* Task instructions *
Isolate every line in the records below with "Nevis" in it.

:: Rows ::

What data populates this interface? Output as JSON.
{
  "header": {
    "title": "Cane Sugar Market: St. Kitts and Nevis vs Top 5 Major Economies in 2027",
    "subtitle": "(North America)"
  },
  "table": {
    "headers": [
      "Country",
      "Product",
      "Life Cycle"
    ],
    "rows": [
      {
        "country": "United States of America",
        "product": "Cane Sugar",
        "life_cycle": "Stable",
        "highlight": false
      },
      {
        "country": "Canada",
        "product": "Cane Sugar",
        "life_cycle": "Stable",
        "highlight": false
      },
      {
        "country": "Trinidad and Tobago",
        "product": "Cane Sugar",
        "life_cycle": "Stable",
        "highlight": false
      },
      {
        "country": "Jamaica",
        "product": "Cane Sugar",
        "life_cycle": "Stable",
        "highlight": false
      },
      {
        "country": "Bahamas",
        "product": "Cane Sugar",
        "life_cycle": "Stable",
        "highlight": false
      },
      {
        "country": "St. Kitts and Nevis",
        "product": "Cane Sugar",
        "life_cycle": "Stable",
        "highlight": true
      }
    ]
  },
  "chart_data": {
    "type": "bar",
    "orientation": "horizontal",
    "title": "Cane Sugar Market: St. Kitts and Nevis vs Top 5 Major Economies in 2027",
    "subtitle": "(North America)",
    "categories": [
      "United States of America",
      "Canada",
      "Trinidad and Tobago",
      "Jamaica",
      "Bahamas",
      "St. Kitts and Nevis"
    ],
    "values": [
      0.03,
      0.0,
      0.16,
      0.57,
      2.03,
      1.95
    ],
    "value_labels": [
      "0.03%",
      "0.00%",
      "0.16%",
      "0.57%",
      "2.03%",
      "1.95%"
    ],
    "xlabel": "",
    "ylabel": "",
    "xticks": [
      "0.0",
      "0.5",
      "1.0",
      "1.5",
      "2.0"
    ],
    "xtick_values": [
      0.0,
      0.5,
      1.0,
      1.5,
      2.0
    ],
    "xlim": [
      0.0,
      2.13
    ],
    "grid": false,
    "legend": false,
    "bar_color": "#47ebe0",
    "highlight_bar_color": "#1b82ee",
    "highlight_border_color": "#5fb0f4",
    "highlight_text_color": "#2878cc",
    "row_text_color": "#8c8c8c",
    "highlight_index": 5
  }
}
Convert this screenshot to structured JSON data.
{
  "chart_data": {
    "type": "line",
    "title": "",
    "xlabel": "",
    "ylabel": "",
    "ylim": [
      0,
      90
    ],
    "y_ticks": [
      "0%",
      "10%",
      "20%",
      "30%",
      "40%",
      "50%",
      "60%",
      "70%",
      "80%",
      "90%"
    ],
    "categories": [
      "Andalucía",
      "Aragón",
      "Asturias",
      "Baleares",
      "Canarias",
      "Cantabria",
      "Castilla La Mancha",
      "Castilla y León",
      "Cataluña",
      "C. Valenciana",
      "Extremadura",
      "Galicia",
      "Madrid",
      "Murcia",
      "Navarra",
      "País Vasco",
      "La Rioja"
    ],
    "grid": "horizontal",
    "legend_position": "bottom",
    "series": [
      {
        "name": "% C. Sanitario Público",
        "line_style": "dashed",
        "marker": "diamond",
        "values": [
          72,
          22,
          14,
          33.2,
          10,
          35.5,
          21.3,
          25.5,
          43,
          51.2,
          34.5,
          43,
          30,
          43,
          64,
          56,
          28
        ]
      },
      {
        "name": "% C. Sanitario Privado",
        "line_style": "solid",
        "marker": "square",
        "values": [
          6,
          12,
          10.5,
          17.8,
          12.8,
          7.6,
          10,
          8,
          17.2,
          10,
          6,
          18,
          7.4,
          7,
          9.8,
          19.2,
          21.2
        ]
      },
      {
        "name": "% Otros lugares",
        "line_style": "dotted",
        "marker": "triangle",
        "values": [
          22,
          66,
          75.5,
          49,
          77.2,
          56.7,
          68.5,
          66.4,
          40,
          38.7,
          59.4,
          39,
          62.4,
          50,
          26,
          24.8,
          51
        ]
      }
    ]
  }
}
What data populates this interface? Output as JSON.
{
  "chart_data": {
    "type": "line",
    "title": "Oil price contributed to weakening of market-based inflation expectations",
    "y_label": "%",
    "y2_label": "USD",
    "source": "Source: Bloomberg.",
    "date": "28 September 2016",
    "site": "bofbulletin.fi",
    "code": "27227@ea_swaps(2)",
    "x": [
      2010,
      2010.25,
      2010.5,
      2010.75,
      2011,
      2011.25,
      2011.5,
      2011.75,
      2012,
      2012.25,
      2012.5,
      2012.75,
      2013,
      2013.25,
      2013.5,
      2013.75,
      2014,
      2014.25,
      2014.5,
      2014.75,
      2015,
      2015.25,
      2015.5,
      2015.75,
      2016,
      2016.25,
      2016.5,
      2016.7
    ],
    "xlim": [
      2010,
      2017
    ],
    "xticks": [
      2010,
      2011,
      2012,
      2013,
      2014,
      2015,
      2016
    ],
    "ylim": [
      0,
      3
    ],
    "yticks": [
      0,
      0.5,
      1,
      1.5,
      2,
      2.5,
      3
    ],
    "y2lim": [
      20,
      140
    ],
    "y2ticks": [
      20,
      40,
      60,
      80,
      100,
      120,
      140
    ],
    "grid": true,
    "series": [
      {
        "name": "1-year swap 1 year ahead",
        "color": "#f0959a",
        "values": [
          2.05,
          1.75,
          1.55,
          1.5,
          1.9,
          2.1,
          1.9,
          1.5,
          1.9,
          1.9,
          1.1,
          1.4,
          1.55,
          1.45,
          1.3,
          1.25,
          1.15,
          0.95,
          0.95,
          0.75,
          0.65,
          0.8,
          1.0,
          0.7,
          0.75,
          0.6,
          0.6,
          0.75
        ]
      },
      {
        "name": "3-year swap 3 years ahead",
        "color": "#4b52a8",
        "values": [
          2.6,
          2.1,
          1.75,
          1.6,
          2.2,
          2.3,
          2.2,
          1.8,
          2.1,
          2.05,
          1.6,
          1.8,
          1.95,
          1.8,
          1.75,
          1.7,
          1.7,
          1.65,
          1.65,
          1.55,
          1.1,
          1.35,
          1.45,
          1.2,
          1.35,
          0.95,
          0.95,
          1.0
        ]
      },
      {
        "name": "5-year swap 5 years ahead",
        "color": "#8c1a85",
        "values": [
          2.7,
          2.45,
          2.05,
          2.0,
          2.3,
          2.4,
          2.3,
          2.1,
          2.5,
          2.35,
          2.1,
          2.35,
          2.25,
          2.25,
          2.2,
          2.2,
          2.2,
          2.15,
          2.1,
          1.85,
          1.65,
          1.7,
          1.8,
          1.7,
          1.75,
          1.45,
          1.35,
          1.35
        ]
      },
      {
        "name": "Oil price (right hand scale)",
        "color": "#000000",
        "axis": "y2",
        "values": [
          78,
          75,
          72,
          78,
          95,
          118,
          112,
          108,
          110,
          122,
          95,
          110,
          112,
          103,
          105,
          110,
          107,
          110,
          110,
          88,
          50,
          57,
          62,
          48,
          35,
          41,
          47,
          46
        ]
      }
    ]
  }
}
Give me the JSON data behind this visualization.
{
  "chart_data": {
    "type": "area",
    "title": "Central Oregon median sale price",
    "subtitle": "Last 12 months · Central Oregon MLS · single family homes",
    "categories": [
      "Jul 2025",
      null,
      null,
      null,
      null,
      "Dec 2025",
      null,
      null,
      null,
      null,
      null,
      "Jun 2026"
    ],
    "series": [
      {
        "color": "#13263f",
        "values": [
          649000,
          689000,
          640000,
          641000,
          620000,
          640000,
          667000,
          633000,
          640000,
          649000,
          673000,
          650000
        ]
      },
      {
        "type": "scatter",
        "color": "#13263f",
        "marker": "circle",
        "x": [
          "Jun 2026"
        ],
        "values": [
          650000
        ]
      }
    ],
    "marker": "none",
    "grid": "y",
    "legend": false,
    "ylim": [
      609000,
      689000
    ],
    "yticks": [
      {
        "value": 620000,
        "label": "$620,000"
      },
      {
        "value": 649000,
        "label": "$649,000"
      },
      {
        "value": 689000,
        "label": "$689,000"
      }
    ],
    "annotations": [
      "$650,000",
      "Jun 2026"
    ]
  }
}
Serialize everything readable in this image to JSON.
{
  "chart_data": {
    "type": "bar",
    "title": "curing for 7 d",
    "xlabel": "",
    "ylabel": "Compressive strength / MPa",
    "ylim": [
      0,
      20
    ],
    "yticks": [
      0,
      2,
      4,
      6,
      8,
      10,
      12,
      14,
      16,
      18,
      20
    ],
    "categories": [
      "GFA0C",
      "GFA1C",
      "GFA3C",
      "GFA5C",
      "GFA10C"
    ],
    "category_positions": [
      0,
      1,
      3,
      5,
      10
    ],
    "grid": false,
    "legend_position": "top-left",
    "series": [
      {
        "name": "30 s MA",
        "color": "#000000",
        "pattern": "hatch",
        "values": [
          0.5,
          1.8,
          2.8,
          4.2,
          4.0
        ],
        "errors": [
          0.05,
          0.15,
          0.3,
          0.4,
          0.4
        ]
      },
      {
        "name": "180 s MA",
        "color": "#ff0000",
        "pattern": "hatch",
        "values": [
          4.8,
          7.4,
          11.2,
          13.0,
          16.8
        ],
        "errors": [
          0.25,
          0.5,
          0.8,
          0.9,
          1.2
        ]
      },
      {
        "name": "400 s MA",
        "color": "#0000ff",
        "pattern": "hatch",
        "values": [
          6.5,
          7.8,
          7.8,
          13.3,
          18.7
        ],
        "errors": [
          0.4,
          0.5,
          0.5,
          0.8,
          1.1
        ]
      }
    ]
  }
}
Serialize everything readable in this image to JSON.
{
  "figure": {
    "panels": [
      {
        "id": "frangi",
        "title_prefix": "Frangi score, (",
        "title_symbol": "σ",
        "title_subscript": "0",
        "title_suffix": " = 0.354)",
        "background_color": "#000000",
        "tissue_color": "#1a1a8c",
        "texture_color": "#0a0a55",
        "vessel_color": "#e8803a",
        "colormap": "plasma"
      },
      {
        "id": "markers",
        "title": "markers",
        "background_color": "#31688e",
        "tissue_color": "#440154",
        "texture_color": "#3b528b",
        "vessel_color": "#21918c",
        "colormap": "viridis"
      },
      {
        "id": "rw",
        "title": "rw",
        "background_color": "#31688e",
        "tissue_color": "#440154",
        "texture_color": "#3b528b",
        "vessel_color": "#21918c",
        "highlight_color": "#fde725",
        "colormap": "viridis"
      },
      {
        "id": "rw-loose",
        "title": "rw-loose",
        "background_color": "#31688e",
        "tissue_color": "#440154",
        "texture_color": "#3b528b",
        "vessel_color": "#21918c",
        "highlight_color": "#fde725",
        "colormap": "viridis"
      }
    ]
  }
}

:::

* Written response *
    "title": "Cane Sugar Market: St. Kitts and Nevis vs Top 5 Major Economies in 2027",
        "country": "St. Kitts and Nevis",
    "title": "Cane Sugar Market: St. Kitts and Nevis vs Top 5 Major Economies in 2027",
      "St. Kitts and Nevis"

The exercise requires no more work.